| TASK |
Output the data below in full, byte for byte. Nothing may differ.

| DATASET ENTRIES |

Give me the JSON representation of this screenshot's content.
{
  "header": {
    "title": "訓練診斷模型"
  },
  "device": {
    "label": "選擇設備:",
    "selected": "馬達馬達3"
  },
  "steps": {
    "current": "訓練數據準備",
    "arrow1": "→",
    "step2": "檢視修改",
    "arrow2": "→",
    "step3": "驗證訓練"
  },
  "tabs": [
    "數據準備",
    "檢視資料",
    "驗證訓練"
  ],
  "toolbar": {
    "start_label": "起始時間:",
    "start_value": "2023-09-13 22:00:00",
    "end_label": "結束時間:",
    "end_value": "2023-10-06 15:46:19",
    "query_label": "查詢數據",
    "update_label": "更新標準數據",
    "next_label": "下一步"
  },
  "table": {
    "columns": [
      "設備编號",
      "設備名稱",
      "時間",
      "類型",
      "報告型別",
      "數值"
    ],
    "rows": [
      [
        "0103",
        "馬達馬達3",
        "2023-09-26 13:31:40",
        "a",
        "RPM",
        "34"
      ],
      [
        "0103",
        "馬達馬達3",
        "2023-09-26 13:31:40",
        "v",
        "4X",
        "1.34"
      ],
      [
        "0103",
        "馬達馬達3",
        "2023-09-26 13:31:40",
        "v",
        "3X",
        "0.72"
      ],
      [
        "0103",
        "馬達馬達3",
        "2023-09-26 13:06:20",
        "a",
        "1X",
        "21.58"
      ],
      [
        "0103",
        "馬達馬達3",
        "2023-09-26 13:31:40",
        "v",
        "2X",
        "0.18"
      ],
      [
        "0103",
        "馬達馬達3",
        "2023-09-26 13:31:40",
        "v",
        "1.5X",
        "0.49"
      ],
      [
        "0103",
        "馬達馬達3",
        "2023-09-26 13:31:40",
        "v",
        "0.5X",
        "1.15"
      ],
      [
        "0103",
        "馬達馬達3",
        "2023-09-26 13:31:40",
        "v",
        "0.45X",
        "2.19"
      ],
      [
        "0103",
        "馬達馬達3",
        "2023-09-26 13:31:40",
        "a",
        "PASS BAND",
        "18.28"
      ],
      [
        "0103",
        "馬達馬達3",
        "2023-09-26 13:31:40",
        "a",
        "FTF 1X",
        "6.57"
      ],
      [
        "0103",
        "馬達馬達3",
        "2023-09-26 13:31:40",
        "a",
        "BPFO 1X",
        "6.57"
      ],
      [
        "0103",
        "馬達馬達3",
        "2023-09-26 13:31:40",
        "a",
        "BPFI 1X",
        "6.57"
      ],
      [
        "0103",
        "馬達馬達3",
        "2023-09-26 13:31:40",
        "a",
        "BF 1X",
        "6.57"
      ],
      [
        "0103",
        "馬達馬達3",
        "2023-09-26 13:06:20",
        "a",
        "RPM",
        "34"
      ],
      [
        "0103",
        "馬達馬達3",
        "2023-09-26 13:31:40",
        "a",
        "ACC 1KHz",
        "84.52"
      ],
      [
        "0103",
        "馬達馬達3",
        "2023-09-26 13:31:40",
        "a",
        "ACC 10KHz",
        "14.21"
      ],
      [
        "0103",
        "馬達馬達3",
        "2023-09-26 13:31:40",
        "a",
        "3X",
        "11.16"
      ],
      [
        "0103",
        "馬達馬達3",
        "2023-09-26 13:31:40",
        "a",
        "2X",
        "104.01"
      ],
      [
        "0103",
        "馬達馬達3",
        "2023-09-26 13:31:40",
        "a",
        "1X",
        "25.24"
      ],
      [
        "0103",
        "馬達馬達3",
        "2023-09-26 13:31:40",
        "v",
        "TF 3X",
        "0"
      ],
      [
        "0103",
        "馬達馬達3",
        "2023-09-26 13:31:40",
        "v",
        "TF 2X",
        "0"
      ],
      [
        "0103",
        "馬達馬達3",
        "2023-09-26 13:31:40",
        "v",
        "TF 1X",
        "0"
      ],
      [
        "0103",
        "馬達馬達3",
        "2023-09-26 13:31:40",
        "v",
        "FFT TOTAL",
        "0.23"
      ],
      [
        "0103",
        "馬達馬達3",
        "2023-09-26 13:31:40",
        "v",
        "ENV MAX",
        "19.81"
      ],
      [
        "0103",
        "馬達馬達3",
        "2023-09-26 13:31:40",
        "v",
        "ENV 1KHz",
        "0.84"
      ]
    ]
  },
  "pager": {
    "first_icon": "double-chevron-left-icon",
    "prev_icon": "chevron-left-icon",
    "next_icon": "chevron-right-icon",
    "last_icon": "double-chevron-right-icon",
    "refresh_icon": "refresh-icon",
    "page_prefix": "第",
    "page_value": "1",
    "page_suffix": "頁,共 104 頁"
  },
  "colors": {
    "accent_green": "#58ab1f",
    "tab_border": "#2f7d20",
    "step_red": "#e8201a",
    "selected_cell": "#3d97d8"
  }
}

| EXERCISE RESPONSE |
Give me the JSON representation of this screenshot's content.
{
  "header": {
    "title": "訓練診斷模型"
  },
  "device": {
    "label": "選擇設備:",
    "selected": "馬達馬達3"
  },
  "steps": {
    "current": "訓練數據準備",
    "arrow1": "→",
    "step2": "檢視修改",
    "arrow2": "→",
    "step3": "驗證訓練"
  },
  "tabs": [
    "數據準備",
    "檢視資料",
    "驗證訓練"
  ],
  "toolbar": {
    "start_label": "起始時間:",
    "start_value": "2023-09-13 22:00:00",
    "end_label": "結束時間:",
    "end_value": "2023-10-06 15:46:19",
    "query_label": "查詢數據",
    "update_label": "更新標準數據",
    "next_label": "下一步"
  },
  "table": {
    "columns": [
      "設備编號",
      "設備名稱",
      "時間",
      "類型",
      "報告型別",
      "數值"
    ],
    "rows": [
      [
        "0103",
        "馬達馬達3",
        "2023-09-26 13:31:40",
        "a",
        "RPM",
        "34"
      ],
      [
        "0103",
        "馬達馬達3",
        "2023-09-26 13:31:40",
        "v",
        "4X",
        "1.34"
      ],
      [
        "0103",
        "馬達馬達3",
        "2023-09-26 13:31:40",
        "v",
        "3X",
        "0.72"
      ],
      [
        "0103",
        "馬達馬達3",
        "2023-09-26 13:06:20",
        "a",
        "1X",
        "21.58"
      ],
      [
        "0103",
        "馬達馬達3",
        "2023-09-26 13:31:40",
        "v",
        "2X",
        "0.18"
      ],
      [
        "0103",
        "馬達馬達3",
        "2023-09-26 13:31:40",
        "v",
        "1.5X",
        "0.49"
      ],
      [
        "0103",
        "馬達馬達3",
        "2023-09-26 13:31:40",
        "v",
        "0.5X",
        "1.15"
      ],
      [
        "0103",
        "馬達馬達3",
        "2023-09-26 13:31:40",
        "v",
        "0.45X",
        "2.19"
      ],
      [
        "0103",
        "馬達馬達3",
        "2023-09-26 13:31:40",
        "a",
        "PASS BAND",
        "18.28"
      ],
      [
        "0103",
        "馬達馬達3",
        "2023-09-26 13:31:40",
        "a",
        "FTF 1X",
        "6.57"
      ],
      [
        "0103",
        "馬達馬達3",
        "2023-09-26 13:31:40",
        "a",
        "BPFO 1X",
        "6.57"
      ],
      [
        "0103",
        "馬達馬達3",
        "2023-09-26 13:31:40",
        "a",
        "BPFI 1X",
        "6.57"
      ],
      [
        "0103",
        "馬達馬達3",
        "2023-09-26 13:31:40",
        "a",
        "BF 1X",
        "6.57"
      ],
      [
        "0103",
        "馬達馬達3",
        "2023-09-26 13:06:20",
        "a",
        "RPM",
        "34"
      ],
      [
        "0103",
        "馬達馬達3",
        "2023-09-26 13:31:40",
        "a",
        "ACC 1KHz",
        "84.52"
      ],
      [
        "0103",
        "馬達馬達3",
        "2023-09-26 13:31:40",
        "a",
        "ACC 10KHz",
        "14.21"
      ],
      [
        "0103",
        "馬達馬達3",
        "2023-09-26 13:31:40",
        "a",
        "3X",
        "11.16"
      ],
      [
        "0103",
        "馬達馬達3",
        "2023-09-26 13:31:40",
        "a",
        "2X",
        "104.01"
      ],
      [
        "0103",
        "馬達馬達3",
        "2023-09-26 13:31:40",
        "a",
        "1X",
        "25.24"
      ],
      [
        "0103",
        "馬達馬達3",
        "2023-09-26 13:31:40",
        "v",
        "TF 3X",
        "0"
      ],
      [
        "0103",
        "馬達馬達3",
        "2023-09-26 13:31:40",
        "v",
        "TF 2X",
        "0"
      ],
      [
        "0103",
        "馬達馬達3",
        "2023-09-26 13:31:40",
        "v",
        "TF 1X",
        "0"
      ],
      [
        "0103",
        "馬達馬達3",
        "2023-09-26 13:31:40",
        "v",
        "FFT TOTAL",
        "0.23"
      ],
      [
        "0103",
        "馬達馬達3",
        "2023-09-26 13:31:40",
        "v",
        "ENV MAX",
        "19.81"
      ],
      [
        "0103",
        "馬達馬達3",
        "2023-09-26 13:31:40",
        "v",
        "ENV 1KHz",
        "0.84"
      ]
    ]
  },
  "pager": {
    "first_icon": "double-chevron-left-icon",
    "prev_icon": "chevron-left-icon",
    "next_icon": "chevron-right-icon",
    "last_icon": "double-chevron-right-icon",
    "refresh_icon": "refresh-icon",
    "page_prefix": "第",
    "page_value": "1",
    "page_suffix": "頁,共 104 頁"
  },
  "colors": {
    "accent_green": "#58ab1f",
    "tab_border": "#2f7d20",
    "step_red": "#e8201a",
    "selected_cell": "#3d97d8"
  }
}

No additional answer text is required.